- Directions for this task
Give the listing again in full, exactly as written.

________________________

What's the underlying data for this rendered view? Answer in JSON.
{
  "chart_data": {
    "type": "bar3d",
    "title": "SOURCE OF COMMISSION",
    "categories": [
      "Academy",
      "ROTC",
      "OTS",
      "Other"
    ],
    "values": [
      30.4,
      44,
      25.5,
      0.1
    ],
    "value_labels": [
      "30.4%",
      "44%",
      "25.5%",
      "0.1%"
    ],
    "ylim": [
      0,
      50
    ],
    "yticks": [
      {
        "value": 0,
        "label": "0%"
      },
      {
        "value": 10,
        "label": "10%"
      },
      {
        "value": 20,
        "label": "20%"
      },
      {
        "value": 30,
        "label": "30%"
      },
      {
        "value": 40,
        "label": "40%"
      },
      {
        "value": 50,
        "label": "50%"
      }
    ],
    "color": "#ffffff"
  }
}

________________________

- Worked solution
What's the underlying data for this rendered view? Answer in JSON.
{
  "chart_data": {
    "type": "bar3d",
    "title": "SOURCE OF COMMISSION",
    "categories": [
      "Academy",
      "ROTC",
      "OTS",
      "Other"
    ],
    "values": [
      30.4,
      44,
      25.5,
      0.1
    ],
    "value_labels": [
      "30.4%",
      "44%",
      "25.5%",
      "0.1%"
    ],
    "ylim": [
      0,
      50
    ],
    "yticks": [
      {
        "value": 0,
        "label": "0%"
      },
      {
        "value": 10,
        "label": "10%"
      },
      {
        "value": 20,
        "label": "20%"
      },
      {
        "value": 30,
        "label": "30%"
      },
      {
        "value": 40,
        "label": "40%"
      },
      {
        "value": 50,
        "label": "50%"
      }
    ],
    "color": "#ffffff"
  }
}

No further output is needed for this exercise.